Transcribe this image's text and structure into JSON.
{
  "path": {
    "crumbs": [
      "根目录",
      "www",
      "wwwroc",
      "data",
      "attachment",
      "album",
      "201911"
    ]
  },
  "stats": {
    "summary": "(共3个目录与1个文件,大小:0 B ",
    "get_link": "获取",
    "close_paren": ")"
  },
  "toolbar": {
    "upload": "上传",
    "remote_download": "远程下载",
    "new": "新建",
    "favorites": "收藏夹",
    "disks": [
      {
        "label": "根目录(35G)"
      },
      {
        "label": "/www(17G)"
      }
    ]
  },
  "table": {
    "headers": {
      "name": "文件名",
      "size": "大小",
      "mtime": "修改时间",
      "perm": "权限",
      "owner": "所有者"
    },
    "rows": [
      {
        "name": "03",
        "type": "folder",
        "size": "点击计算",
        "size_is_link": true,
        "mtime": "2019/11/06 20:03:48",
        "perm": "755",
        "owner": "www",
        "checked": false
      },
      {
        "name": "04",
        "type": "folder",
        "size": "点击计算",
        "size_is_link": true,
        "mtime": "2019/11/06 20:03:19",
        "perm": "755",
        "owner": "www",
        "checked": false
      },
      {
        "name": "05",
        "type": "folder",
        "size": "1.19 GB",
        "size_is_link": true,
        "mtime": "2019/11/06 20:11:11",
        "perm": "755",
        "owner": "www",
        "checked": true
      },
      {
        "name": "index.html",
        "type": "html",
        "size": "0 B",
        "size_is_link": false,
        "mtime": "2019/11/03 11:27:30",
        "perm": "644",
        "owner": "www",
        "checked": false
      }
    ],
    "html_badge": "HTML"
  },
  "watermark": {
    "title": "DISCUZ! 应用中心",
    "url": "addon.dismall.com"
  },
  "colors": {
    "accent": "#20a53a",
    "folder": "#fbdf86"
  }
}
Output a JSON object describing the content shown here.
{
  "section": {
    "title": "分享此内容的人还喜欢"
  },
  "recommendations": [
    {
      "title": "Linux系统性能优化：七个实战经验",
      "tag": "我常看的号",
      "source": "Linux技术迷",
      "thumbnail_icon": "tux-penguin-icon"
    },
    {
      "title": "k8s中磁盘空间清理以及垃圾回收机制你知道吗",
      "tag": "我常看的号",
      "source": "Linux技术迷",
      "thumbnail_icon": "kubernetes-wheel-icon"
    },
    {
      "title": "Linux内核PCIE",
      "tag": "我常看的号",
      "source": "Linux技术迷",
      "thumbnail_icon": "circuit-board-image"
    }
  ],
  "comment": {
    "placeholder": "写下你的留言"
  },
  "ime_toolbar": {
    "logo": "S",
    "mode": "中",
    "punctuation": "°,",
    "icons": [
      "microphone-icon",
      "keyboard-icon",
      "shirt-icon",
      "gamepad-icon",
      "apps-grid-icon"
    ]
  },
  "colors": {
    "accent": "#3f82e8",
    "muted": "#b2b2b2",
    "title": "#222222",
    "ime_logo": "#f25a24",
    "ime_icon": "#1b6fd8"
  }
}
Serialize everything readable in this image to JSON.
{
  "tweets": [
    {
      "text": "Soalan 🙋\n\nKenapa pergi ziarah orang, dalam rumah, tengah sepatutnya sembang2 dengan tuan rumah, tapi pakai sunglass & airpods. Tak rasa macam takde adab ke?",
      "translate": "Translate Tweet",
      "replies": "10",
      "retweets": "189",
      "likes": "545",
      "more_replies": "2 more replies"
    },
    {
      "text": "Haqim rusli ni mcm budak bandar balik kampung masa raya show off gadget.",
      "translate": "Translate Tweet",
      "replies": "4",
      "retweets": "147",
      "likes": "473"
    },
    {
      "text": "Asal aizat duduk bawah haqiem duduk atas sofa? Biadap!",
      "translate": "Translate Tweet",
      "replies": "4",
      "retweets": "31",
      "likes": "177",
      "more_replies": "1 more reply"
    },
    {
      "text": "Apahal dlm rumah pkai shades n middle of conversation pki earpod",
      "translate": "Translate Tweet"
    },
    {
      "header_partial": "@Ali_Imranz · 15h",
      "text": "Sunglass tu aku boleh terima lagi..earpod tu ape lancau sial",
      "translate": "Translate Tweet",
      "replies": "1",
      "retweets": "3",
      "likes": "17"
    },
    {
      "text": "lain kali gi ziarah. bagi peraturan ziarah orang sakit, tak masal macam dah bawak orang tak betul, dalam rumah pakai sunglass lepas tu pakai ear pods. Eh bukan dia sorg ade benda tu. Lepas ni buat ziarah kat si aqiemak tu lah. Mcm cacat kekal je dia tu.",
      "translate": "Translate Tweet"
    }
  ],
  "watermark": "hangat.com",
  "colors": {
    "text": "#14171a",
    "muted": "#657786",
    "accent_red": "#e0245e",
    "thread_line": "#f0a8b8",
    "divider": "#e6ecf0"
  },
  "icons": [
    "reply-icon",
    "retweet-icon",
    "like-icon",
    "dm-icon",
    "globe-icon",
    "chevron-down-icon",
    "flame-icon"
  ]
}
■ ■ ■
_Exercise details_. Please copy out each record, character for character.

_Output_.
Transcribe this image's text and structure into JSON.
{
  "path": {
    "crumbs": [
      "根目录",
      "www",
      "wwwroc",
      "data",
      "attachment",
      "album",
      "201911"
    ]
  },
  "stats": {
    "summary": "(共3个目录与1个文件,大小:0 B ",
    "get_link": "获取",
    "close_paren": ")"
  },
  "toolbar": {
    "upload": "上传",
    "remote_download": "远程下载",
    "new": "新建",
    "favorites": "收藏夹",
    "disks": [
      {
        "label": "根目录(35G)"
      },
      {
        "label": "/www(17G)"
      }
    ]
  },
  "table": {
    "headers": {
      "name": "文件名",
      "size": "大小",
      "mtime": "修改时间",
      "perm": "权限",
      "owner": "所有者"
    },
    "rows": [
      {
        "name": "03",
        "type": "folder",
        "size": "点击计算",
        "size_is_link": true,
        "mtime": "2019/11/06 20:03:48",
        "perm": "755",
        "owner": "www",
        "checked": false
      },
      {
        "name": "04",
        "type": "folder",
        "size": "点击计算",
        "size_is_link": true,
        "mtime": "2019/11/06 20:03:19",
        "perm": "755",
        "owner": "www",
        "checked": false
      },
      {
        "name": "05",
        "type": "folder",
        "size": "1.19 GB",
        "size_is_link": true,
        "mtime": "2019/11/06 20:11:11",
        "perm": "755",
        "owner": "www",
        "checked": true
      },
      {
        "name": "index.html",
        "type": "html",
        "size": "0 B",
        "size_is_link": false,
        "mtime": "2019/11/03 11:27:30",
        "perm": "644",
        "owner": "www",
        "checked": false
      }
    ],
    "html_badge": "HTML"
  },
  "watermark": {
    "title": "DISCUZ! 应用中心",
    "url": "addon.dismall.com"
  },
  "colors": {
    "accent": "#20a53a",
    "folder": "#fbdf86"
  }
}
Output a JSON object describing the content shown here.
{
  "section": {
    "title": "分享此内容的人还喜欢"
  },
  "recommendations": [
    {
      "title": "Linux系统性能优化：七个实战经验",
      "tag": "我常看的号",
      "source": "Linux技术迷",
      "thumbnail_icon": "tux-penguin-icon"
    },
    {
      "title": "k8s中磁盘空间清理以及垃圾回收机制你知道吗",
      "tag": "我常看的号",
      "source": "Linux技术迷",
      "thumbnail_icon": "kubernetes-wheel-icon"
    },
    {
      "title": "Linux内核PCIE",
      "tag": "我常看的号",
      "source": "Linux技术迷",
      "thumbnail_icon": "circuit-board-image"
    }
  ],
  "comment": {
    "placeholder": "写下你的留言"
  },
  "ime_toolbar": {
    "logo": "S",
    "mode": "中",
    "punctuation": "°,",
    "icons": [
      "microphone-icon",
      "keyboard-icon",
      "shirt-icon",
      "gamepad-icon",
      "apps-grid-icon"
    ]
  },
  "colors": {
    "accent": "#3f82e8",
    "muted": "#b2b2b2",
    "title": "#222222",
    "ime_logo": "#f25a24",
    "ime_icon": "#1b6fd8"
  }
}
Serialize everything readable in this image to JSON.
{
  "tweets": [
    {
      "text": "Soalan 🙋\n\nKenapa pergi ziarah orang, dalam rumah, tengah sepatutnya sembang2 dengan tuan rumah, tapi pakai sunglass & airpods. Tak rasa macam takde adab ke?",
      "translate": "Translate Tweet",
      "replies": "10",
      "retweets": "189",
      "likes": "545",
      "more_replies": "2 more replies"
    },
    {
      "text": "Haqim rusli ni mcm budak bandar balik kampung masa raya show off gadget.",
      "translate": "Translate Tweet",
      "replies": "4",
      "retweets": "147",
      "likes": "473"
    },
    {
      "text": "Asal aizat duduk bawah haqiem duduk atas sofa? Biadap!",
      "translate": "Translate Tweet",
      "replies": "4",
      "retweets": "31",
      "likes": "177",
      "more_replies": "1 more reply"
    },
    {
      "text": "Apahal dlm rumah pkai shades n middle of conversation pki earpod",
      "translate": "Translate Tweet"
    },
    {
      "header_partial": "@Ali_Imranz · 15h",
      "text": "Sunglass tu aku boleh terima lagi..earpod tu ape lancau sial",
      "translate": "Translate Tweet",
      "replies": "1",
      "retweets": "3",
      "likes": "17"
    },
    {
      "text": "lain kali gi ziarah. bagi peraturan ziarah orang sakit, tak masal macam dah bawak orang tak betul, dalam rumah pakai sunglass lepas tu pakai ear pods. Eh bukan dia sorg ade benda tu. Lepas ni buat ziarah kat si aqiemak tu lah. Mcm cacat kekal je dia tu.",
      "translate": "Translate Tweet"
    }
  ],
  "watermark": "hangat.com",
  "colors": {
    "text": "#14171a",
    "muted": "#657786",
    "accent_red": "#e0245e",
    "thread_line": "#f0a8b8",
    "divider": "#e6ecf0"
  },
  "icons": [
    "reply-icon",
    "retweet-icon",
    "like-icon",
    "dm-icon",
    "globe-icon",
    "chevron-down-icon",
    "flame-icon"
  ]
}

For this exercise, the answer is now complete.